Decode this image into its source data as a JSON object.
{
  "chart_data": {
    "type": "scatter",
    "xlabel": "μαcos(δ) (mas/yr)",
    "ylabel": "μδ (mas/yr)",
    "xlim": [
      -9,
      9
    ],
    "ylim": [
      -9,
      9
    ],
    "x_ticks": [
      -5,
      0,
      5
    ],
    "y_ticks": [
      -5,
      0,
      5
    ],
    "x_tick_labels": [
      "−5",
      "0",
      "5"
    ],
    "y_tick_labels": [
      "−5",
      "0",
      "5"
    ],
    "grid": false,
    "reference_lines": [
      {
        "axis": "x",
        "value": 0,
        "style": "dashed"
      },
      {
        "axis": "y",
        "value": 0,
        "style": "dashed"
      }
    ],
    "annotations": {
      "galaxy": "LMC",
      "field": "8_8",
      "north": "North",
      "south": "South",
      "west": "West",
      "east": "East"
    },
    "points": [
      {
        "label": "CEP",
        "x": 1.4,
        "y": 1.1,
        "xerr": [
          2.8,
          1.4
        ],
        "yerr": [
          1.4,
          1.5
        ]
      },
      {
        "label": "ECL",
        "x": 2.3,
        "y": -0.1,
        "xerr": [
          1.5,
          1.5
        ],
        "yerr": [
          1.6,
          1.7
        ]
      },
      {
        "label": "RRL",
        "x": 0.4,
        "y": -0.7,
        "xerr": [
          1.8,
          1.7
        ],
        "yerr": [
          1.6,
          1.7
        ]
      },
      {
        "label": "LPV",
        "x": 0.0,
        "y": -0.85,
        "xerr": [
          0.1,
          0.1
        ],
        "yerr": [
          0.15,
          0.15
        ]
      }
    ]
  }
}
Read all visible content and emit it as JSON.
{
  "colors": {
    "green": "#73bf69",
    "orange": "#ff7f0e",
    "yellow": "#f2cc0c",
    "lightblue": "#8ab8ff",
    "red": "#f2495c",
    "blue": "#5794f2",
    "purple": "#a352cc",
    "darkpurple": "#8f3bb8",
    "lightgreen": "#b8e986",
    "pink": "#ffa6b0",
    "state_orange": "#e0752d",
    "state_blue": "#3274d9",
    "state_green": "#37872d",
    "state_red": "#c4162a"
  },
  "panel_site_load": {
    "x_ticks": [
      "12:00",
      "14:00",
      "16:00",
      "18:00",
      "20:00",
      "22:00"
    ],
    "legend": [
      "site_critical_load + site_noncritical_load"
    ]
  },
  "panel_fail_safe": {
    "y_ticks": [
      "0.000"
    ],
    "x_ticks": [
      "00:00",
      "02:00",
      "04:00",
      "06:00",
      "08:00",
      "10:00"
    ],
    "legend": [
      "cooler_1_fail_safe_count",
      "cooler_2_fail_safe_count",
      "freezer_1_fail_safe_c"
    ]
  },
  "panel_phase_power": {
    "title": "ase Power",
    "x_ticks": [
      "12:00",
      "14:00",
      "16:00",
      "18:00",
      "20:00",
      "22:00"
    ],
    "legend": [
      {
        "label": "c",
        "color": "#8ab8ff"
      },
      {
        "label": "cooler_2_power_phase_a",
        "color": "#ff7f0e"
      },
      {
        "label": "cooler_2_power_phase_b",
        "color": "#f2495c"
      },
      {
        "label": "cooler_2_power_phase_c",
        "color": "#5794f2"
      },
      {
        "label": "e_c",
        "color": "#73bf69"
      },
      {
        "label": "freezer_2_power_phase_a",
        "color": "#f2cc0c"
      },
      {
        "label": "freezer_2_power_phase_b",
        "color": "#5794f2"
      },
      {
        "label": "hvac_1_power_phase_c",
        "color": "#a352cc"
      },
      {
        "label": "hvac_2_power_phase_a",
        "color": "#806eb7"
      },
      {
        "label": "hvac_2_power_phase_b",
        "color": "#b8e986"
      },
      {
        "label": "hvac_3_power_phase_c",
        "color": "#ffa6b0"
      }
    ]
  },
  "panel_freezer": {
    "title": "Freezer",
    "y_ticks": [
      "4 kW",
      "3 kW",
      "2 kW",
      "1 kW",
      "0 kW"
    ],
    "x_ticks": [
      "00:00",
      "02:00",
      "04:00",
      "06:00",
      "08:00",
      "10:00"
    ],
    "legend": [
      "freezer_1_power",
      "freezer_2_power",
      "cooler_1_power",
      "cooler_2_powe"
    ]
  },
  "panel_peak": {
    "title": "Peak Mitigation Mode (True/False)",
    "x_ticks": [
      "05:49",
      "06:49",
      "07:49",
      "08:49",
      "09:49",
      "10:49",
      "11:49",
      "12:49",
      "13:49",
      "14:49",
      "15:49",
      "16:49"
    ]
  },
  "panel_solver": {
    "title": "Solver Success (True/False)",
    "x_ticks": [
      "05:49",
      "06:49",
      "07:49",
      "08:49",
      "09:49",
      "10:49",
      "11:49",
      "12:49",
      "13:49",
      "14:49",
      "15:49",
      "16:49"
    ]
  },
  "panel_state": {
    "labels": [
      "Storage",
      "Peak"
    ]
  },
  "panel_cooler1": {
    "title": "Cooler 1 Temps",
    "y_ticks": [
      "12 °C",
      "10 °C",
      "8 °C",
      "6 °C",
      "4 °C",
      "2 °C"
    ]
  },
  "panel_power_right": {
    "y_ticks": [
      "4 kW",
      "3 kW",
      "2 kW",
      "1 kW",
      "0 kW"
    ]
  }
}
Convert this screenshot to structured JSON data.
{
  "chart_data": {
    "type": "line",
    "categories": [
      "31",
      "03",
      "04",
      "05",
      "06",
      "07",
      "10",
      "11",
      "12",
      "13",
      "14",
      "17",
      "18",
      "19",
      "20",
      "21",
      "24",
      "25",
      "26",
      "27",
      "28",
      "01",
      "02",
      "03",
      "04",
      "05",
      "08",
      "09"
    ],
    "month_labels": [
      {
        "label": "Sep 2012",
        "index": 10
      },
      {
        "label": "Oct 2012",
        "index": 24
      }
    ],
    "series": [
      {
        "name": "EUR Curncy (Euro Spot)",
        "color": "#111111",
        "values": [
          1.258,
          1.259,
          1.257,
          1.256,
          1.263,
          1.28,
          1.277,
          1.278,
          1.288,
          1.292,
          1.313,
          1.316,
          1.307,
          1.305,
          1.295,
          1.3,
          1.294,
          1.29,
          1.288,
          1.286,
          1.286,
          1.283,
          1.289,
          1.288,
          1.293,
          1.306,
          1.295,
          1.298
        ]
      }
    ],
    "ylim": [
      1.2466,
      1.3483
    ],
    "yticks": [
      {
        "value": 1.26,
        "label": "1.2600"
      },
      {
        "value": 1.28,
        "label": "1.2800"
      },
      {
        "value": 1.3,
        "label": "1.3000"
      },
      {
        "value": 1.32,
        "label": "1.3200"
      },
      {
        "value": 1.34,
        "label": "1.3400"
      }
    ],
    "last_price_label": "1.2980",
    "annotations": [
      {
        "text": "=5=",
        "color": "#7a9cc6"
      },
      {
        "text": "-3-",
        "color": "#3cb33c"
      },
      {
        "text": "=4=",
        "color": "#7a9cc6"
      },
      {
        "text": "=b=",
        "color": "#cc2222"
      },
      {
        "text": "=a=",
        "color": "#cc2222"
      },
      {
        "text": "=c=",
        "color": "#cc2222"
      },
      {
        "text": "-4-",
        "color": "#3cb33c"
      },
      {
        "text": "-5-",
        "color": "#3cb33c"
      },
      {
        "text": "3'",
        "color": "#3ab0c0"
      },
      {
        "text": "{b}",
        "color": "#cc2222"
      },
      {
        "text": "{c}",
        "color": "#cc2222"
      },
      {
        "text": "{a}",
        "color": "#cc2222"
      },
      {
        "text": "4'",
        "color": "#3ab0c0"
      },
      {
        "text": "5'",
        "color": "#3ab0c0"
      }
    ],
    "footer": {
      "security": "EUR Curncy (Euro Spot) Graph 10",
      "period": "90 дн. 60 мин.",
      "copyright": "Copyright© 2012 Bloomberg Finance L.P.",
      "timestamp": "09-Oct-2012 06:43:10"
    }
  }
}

====

Look for the word "Spot" and return every line where it occurs.

        "name": "EUR Curncy (Euro Spot)",
      "security": "EUR Curncy (Euro Spot) Graph 10",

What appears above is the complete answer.